* [Input for this task]:
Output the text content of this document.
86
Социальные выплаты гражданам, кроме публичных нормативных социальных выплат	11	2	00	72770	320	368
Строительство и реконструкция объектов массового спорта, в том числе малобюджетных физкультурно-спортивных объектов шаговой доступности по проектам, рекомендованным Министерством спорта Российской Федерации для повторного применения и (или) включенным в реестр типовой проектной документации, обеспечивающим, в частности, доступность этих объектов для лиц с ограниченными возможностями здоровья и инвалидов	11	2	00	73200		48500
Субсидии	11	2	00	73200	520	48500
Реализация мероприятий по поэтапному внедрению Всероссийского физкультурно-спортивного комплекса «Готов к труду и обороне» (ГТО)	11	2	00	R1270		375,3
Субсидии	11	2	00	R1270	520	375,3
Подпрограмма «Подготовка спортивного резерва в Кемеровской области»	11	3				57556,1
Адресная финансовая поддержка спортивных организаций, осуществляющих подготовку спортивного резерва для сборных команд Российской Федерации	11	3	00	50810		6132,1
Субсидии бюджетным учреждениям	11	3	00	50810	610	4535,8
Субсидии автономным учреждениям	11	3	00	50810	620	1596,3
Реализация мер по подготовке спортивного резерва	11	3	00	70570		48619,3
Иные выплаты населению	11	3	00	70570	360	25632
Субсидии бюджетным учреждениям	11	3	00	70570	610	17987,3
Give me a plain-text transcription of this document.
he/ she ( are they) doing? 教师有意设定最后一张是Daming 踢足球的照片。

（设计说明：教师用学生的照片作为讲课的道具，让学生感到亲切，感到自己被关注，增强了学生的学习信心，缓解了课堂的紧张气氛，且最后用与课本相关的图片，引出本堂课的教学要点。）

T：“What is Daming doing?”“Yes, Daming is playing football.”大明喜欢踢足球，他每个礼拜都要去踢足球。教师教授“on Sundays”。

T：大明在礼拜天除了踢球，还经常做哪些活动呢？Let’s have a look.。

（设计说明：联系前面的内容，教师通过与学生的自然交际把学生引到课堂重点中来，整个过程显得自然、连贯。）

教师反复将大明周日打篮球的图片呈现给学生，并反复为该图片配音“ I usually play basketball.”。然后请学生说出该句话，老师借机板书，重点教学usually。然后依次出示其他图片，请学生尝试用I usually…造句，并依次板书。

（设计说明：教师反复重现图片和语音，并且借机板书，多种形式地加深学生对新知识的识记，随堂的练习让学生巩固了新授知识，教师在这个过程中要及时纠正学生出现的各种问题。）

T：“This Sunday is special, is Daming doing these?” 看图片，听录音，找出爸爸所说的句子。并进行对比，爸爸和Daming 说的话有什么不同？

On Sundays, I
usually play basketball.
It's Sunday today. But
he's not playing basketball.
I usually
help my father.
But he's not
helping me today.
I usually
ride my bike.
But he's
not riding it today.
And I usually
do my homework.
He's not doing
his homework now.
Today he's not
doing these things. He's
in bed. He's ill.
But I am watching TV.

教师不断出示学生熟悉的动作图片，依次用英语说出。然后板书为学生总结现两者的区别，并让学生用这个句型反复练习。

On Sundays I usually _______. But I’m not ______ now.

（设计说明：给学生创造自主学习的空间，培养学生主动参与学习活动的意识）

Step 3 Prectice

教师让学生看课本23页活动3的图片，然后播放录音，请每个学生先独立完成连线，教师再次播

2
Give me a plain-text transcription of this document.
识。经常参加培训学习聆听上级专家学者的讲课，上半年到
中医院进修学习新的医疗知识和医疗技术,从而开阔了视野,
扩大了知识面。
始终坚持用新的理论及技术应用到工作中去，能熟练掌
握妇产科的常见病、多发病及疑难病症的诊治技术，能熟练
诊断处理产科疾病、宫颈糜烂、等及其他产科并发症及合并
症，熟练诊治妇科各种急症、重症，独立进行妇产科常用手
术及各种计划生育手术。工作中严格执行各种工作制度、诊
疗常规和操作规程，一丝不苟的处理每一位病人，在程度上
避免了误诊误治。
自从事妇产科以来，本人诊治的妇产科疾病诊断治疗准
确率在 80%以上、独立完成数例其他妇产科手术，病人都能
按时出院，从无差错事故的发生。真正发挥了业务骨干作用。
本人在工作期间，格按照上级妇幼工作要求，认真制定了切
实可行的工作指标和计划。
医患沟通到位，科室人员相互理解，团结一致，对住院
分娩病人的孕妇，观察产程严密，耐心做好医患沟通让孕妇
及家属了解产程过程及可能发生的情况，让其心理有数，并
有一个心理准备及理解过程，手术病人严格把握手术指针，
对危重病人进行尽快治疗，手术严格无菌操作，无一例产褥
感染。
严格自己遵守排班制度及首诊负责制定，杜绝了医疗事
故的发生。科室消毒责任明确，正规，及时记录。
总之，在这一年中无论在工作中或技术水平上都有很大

* [To be done]: Check each line of the records above for "спортивных", and copy those that have it.

* [Complete response]:
Строительство и реконструкция объектов массового спорта, в том числе малобюджетных физкультурно-спортивных объектов шаговой доступности по проектам, рекомендованным Министерством спорта Российской Федерации для повторного применения и (или) включенным в реестр типовой проектной документации, обеспечивающим, в частности, доступность этих объектов для лиц с ограниченными возможностями здоровья и инвалидов	11	2	00	73200		48500
Адресная финансовая поддержка спортивных организаций, осуществляющих подготовку спортивного резерва для сборных команд Российской Федерации	11	3	00	50810		6132,1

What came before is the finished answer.